▶

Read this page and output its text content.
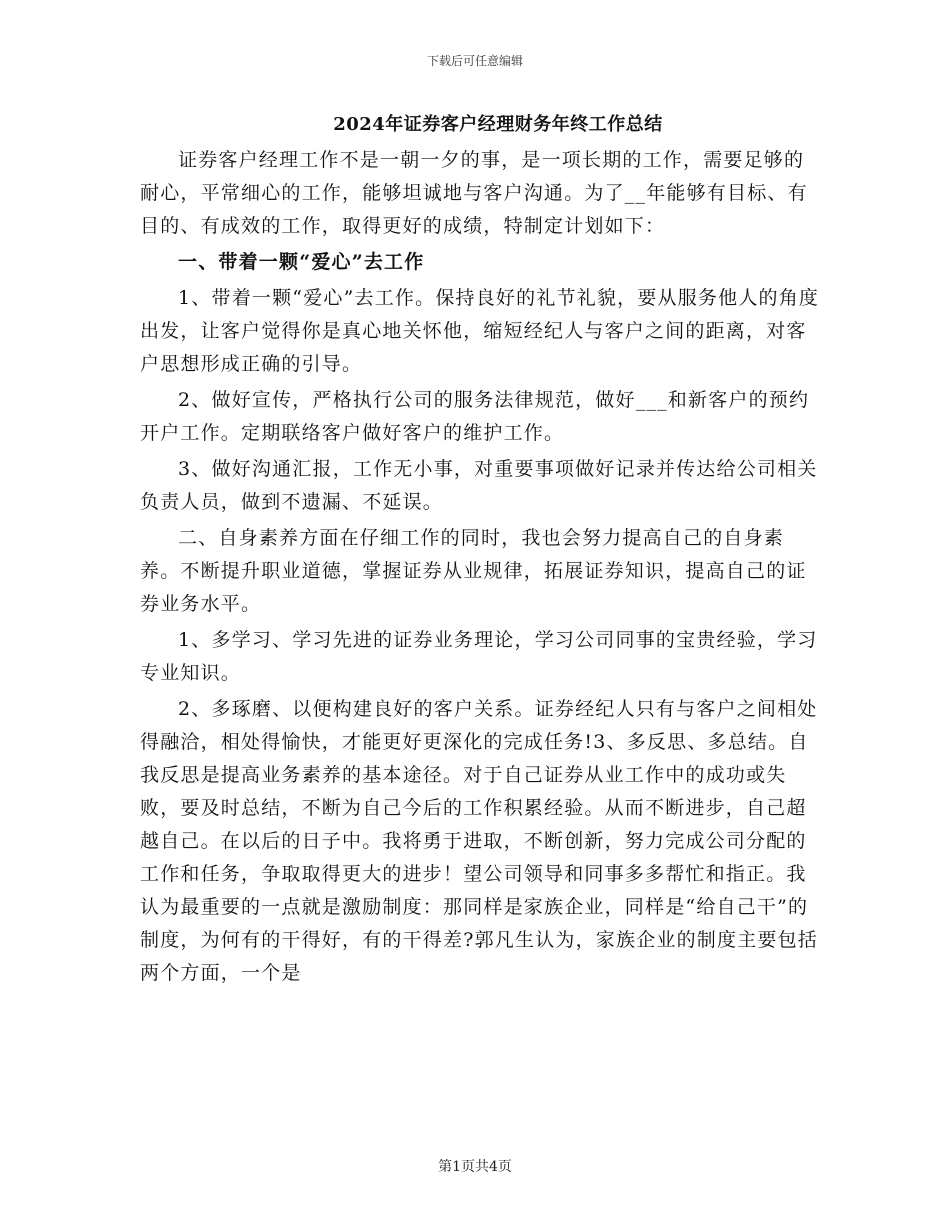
下载后可任意编辑
2024年证券客户经理财务年终工作总结

证券客户经理工作不是一朝一夕的事，是一项长期的工作，需要足够的耐心，平常细心的工作，能够坦诚地与客户沟通。为了__年能够有目标、有目的、有成效的工作，取得更好的成绩，特制定计划如下：

一、带着一颗“爱心”去工作

1、带着一颗“爱心”去工作。保持良好的礼节礼貌，要从服务他人的角度出发，让客户觉得你是真心地关怀他，缩短经纪人与客户之间的距离，对客户思想形成正确的引导。

2、做好宣传，严格执行公司的服务法律规范，做好___和新客户的预约开户工作。定期联络客户做好客户的维护工作。

3、做好沟通汇报，工作无小事，对重要事项做好记录并传达给公司相关负责人员，做到不遗漏、不延误。

二、自身素养方面在仔细工作的同时，我也会努力提高自己的自身素养。不断提升职业道德，掌握证券从业规律，拓展证券知识，提高自己的证券业务水平。

1、多学习、学习先进的证券业务理论，学习公司同事的宝贵经验，学习专业知识。

2、多琢磨、以便构建良好的客户关系。证券经纪人只有与客户之间相处得融洽，相处得愉快，才能更好更深化的完成任务!3、多反思、多总结。自我反思是提高业务素养的基本途径。对于自己证券从业工作中的成功或失败，要及时总结，不断为自己今后的工作积累经验。从而不断进步，自己超越自己。在以后的日子中。我将勇于进取，不断创新，努力完成公司分配的工作和任务，争取取得更大的进步！望公司领导和同事多多帮忙和指正。我认为最重要的一点就是激励制度：那同样是家族企业，同样是“给自己干”的制度，为何有的干得好，有的干得差?郭凡生认为，家族企业的制度主要包括两个方面，一个是

第1页共4页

◀

◆ What is needed: Reproduce all entries without any change, and omit the pictures.

◆ Written reply:
Read this page and output its text content.
下载后可任意编辑
2024年证券客户经理财务年终工作总结

证券客户经理工作不是一朝一夕的事，是一项长期的工作，需要足够的耐心，平常细心的工作，能够坦诚地与客户沟通。为了__年能够有目标、有目的、有成效的工作，取得更好的成绩，特制定计划如下：

一、带着一颗“爱心”去工作

1、带着一颗“爱心”去工作。保持良好的礼节礼貌，要从服务他人的角度出发，让客户觉得你是真心地关怀他，缩短经纪人与客户之间的距离，对客户思想形成正确的引导。

2、做好宣传，严格执行公司的服务法律规范，做好___和新客户的预约开户工作。定期联络客户做好客户的维护工作。

3、做好沟通汇报，工作无小事，对重要事项做好记录并传达给公司相关负责人员，做到不遗漏、不延误。

二、自身素养方面在仔细工作的同时，我也会努力提高自己的自身素养。不断提升职业道德，掌握证券从业规律，拓展证券知识，提高自己的证券业务水平。

1、多学习、学习先进的证券业务理论，学习公司同事的宝贵经验，学习专业知识。

2、多琢磨、以便构建良好的客户关系。证券经纪人只有与客户之间相处得融洽，相处得愉快，才能更好更深化的完成任务!3、多反思、多总结。自我反思是提高业务素养的基本途径。对于自己证券从业工作中的成功或失败，要及时总结，不断为自己今后的工作积累经验。从而不断进步，自己超越自己。在以后的日子中。我将勇于进取，不断创新，努力完成公司分配的工作和任务，争取取得更大的进步！望公司领导和同事多多帮忙和指正。我认为最重要的一点就是激励制度：那同样是家族企业，同样是“给自己干”的制度，为何有的干得好，有的干得差?郭凡生认为，家族企业的制度主要包括两个方面，一个是

第1页共4页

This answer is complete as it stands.